## Written task
Each entry here needs to be set down again exactly, please; pictures are left out.

## Working data
********************
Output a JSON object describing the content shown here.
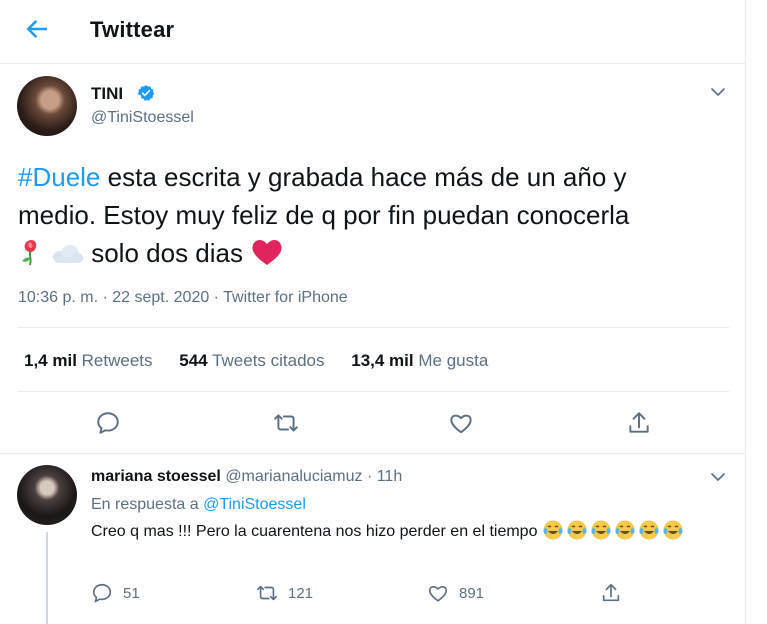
{
  "header": {
    "title": "Twittear"
  },
  "tweet": {
    "author_name": "TINI",
    "author_handle": "@TiniStoessel",
    "hashtag": "#Duele",
    "text_line1": " esta escrita y grabada hace más de un año y",
    "text_line2": "medio. Estoy muy feliz de q por fin puedan conocerla",
    "text_line3": " solo dos dias",
    "meta": "10:36 p. m. · 22 sept. 2020 · Twitter for iPhone",
    "stats": [
      {
        "value": "1,4 mil",
        "label": "Retweets"
      },
      {
        "value": "544",
        "label": "Tweets citados"
      },
      {
        "value": "13,4 mil",
        "label": "Me gusta"
      }
    ],
    "emojis": [
      "rose-emoji",
      "cloud-emoji",
      "red-heart-emoji"
    ]
  },
  "reply": {
    "author_name": "mariana stoessel",
    "author_handle": "@marianaluciamuz",
    "separator": " · ",
    "time": "11h",
    "in_reply_prefix": "En respuesta a ",
    "in_reply_link": "@TiniStoessel",
    "text": "Creo q mas !!! Pero la cuarentena nos hizo perder en el tiempo ",
    "laugh_emoji_count": 6,
    "actions": {
      "replies": "51",
      "retweets": "121",
      "likes": "891"
    }
  },
  "colors": {
    "accent": "#1d9bf0",
    "muted_text": "#5b7083",
    "heart_red": "#e0245e",
    "divider": "#e6ecf0"
  }
}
********************
## Full solution
Output a JSON object describing the content shown here.
{
  "header": {
    "title": "Twittear"
  },
  "tweet": {
    "author_name": "TINI",
    "author_handle": "@TiniStoessel",
    "hashtag": "#Duele",
    "text_line1": " esta escrita y grabada hace más de un año y",
    "text_line2": "medio. Estoy muy feliz de q por fin puedan conocerla",
    "text_line3": " solo dos dias",
    "meta": "10:36 p. m. · 22 sept. 2020 · Twitter for iPhone",
    "stats": [
      {
        "value": "1,4 mil",
        "label": "Retweets"
      },
      {
        "value": "544",
        "label": "Tweets citados"
      },
      {
        "value": "13,4 mil",
        "label": "Me gusta"
      }
    ],
    "emojis": [
      "rose-emoji",
      "cloud-emoji",
      "red-heart-emoji"
    ]
  },
  "reply": {
    "author_name": "mariana stoessel",
    "author_handle": "@marianaluciamuz",
    "separator": " · ",
    "time": "11h",
    "in_reply_prefix": "En respuesta a ",
    "in_reply_link": "@TiniStoessel",
    "text": "Creo q mas !!! Pero la cuarentena nos hizo perder en el tiempo ",
    "laugh_emoji_count": 6,
    "actions": {
      "replies": "51",
      "retweets": "121",
      "likes": "891"
    }
  },
  "colors": {
    "accent": "#1d9bf0",
    "muted_text": "#5b7083",
    "heart_red": "#e0245e",
    "divider": "#e6ecf0"
  }
}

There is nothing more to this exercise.